## The records:

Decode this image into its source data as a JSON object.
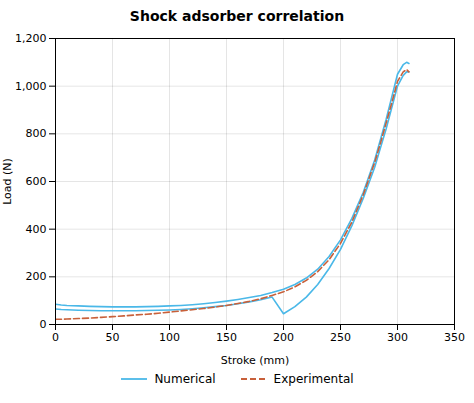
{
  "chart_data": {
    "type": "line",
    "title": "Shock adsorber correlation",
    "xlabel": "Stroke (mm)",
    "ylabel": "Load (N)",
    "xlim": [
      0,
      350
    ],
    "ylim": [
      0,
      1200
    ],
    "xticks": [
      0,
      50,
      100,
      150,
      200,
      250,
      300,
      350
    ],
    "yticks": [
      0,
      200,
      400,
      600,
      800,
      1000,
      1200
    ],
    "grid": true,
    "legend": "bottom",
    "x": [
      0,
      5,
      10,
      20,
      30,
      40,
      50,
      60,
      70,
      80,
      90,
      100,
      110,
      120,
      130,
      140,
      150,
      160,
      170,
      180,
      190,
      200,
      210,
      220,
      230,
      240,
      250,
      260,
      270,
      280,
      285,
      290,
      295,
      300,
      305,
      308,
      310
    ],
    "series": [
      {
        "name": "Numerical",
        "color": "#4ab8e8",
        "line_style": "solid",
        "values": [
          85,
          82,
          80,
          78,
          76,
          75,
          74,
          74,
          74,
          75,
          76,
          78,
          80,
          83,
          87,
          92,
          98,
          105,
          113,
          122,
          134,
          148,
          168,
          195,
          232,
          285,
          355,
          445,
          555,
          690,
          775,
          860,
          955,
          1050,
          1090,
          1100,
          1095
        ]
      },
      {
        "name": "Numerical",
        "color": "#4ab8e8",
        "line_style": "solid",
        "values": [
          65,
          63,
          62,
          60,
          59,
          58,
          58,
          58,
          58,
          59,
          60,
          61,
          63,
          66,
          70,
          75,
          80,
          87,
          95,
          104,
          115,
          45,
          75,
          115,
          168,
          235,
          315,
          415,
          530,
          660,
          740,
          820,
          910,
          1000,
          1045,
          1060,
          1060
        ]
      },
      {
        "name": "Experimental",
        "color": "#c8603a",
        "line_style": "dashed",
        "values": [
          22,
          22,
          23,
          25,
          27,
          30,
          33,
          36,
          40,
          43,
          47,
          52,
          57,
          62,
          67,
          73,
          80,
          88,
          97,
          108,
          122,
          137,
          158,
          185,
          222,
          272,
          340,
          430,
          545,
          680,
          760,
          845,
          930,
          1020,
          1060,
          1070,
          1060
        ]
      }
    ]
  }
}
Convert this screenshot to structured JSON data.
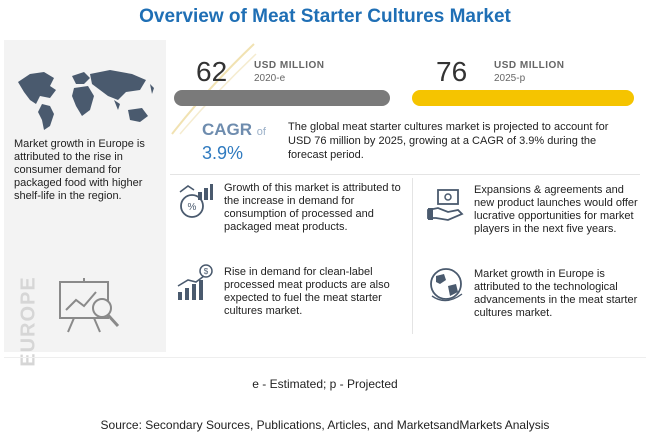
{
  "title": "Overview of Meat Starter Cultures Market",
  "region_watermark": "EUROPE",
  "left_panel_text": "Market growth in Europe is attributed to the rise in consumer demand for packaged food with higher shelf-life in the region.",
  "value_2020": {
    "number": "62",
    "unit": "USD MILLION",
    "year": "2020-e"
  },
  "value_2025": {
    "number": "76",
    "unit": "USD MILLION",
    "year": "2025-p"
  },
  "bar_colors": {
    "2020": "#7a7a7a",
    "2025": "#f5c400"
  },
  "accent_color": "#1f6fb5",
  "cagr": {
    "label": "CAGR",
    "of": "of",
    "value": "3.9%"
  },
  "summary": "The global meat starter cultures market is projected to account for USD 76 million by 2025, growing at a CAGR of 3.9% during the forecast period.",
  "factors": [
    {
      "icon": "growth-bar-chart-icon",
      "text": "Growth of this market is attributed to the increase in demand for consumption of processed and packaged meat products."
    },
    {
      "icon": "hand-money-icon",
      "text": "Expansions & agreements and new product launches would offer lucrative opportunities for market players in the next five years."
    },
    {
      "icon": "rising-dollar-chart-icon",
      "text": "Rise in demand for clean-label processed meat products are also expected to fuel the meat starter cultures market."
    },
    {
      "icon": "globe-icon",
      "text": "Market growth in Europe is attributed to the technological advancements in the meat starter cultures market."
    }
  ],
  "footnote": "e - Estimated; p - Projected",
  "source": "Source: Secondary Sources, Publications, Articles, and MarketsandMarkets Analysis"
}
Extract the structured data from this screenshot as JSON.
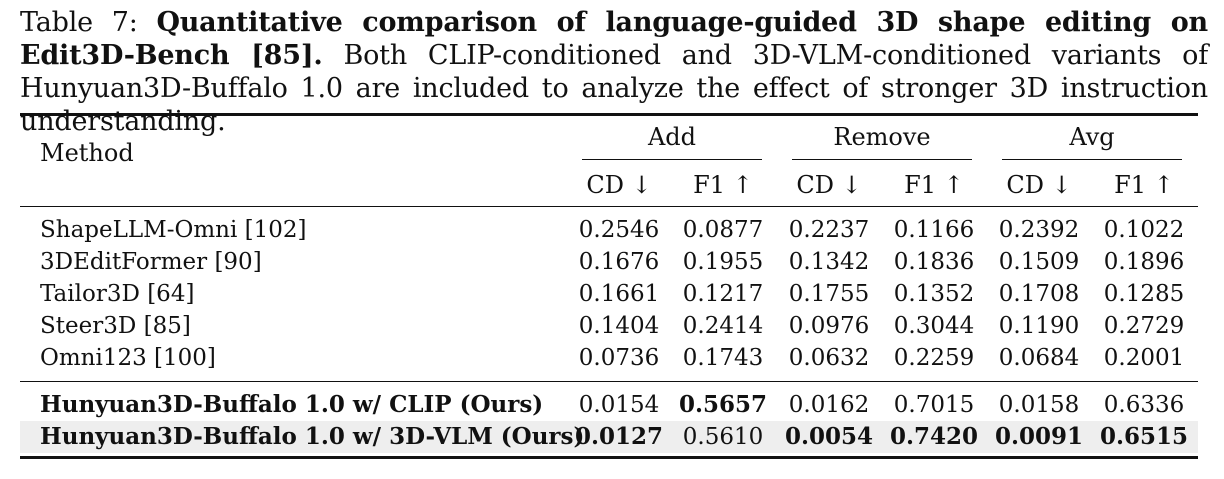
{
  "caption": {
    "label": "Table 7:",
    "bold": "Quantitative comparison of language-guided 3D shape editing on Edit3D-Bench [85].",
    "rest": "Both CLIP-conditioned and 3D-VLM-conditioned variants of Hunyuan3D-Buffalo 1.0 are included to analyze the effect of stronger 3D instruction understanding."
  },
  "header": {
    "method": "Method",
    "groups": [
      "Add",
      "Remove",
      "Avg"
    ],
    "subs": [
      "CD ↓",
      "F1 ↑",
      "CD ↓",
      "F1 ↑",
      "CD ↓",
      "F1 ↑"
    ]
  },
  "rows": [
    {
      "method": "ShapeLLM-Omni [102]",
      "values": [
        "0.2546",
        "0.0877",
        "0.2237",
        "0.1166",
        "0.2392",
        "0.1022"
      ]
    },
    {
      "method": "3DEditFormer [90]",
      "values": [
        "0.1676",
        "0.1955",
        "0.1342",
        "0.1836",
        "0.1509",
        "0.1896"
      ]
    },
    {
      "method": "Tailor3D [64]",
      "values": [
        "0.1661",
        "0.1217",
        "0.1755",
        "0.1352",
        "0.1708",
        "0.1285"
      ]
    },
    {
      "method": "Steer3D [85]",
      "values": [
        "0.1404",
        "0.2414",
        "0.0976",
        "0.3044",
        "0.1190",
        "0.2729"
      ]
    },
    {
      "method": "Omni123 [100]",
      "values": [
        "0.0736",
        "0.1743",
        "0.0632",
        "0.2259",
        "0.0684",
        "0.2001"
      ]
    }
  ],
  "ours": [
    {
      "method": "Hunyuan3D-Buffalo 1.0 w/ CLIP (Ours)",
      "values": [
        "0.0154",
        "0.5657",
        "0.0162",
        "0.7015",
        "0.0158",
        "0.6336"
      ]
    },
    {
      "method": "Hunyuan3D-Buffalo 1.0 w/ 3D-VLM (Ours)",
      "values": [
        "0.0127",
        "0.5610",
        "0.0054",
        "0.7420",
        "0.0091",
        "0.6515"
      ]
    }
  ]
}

## Job:
Every line that holds the word "structured" should be extracted.

## Solution for this problem:
Convert this screenshot to structured JSON data.
Extract the structured data from this screenshot as JSON.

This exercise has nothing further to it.